## Requirement
Your task is to transcribe the data in full.

Collected data
--- --- ---

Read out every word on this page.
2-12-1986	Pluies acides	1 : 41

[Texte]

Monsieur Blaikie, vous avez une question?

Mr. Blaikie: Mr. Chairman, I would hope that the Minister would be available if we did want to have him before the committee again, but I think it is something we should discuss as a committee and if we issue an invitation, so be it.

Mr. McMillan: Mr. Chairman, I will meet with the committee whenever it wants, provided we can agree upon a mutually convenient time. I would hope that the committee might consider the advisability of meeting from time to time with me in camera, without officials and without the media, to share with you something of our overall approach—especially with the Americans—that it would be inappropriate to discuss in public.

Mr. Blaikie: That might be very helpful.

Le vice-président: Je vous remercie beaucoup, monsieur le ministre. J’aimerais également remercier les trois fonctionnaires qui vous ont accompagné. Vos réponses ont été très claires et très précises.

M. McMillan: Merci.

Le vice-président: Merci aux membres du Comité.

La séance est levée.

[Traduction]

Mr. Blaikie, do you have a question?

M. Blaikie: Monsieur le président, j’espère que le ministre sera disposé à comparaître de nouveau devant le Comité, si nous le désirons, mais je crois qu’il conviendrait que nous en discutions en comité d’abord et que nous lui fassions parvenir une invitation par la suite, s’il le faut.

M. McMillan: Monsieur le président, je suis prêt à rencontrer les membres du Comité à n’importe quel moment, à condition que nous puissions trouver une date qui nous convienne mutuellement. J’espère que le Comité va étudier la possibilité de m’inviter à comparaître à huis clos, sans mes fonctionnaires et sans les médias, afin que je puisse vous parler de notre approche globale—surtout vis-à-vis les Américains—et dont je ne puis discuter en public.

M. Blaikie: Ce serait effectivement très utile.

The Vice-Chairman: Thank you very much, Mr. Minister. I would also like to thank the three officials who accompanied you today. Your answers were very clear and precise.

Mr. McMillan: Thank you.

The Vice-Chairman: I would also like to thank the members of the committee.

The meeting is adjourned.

--- --- ---

## Written answer
Read out every word on this page.
2-12-1986	Pluies acides	1 : 41

[Texte]

Monsieur Blaikie, vous avez une question?

Mr. Blaikie: Mr. Chairman, I would hope that the Minister would be available if we did want to have him before the committee again, but I think it is something we should discuss as a committee and if we issue an invitation, so be it.

Mr. McMillan: Mr. Chairman, I will meet with the committee whenever it wants, provided we can agree upon a mutually convenient time. I would hope that the committee might consider the advisability of meeting from time to time with me in camera, without officials and without the media, to share with you something of our overall approach—especially with the Americans—that it would be inappropriate to discuss in public.

Mr. Blaikie: That might be very helpful.

Le vice-président: Je vous remercie beaucoup, monsieur le ministre. J’aimerais également remercier les trois fonctionnaires qui vous ont accompagné. Vos réponses ont été très claires et très précises.

M. McMillan: Merci.

Le vice-président: Merci aux membres du Comité.

La séance est levée.

[Traduction]

Mr. Blaikie, do you have a question?

M. Blaikie: Monsieur le président, j’espère que le ministre sera disposé à comparaître de nouveau devant le Comité, si nous le désirons, mais je crois qu’il conviendrait que nous en discutions en comité d’abord et que nous lui fassions parvenir une invitation par la suite, s’il le faut.

M. McMillan: Monsieur le président, je suis prêt à rencontrer les membres du Comité à n’importe quel moment, à condition que nous puissions trouver une date qui nous convienne mutuellement. J’espère que le Comité va étudier la possibilité de m’inviter à comparaître à huis clos, sans mes fonctionnaires et sans les médias, afin que je puisse vous parler de notre approche globale—surtout vis-à-vis les Américains—et dont je ne puis discuter en public.

M. Blaikie: Ce serait effectivement très utile.

The Vice-Chairman: Thank you very much, Mr. Minister. I would also like to thank the three officials who accompanied you today. Your answers were very clear and precise.

Mr. McMillan: Thank you.

The Vice-Chairman: I would also like to thank the members of the committee.

The meeting is adjourned.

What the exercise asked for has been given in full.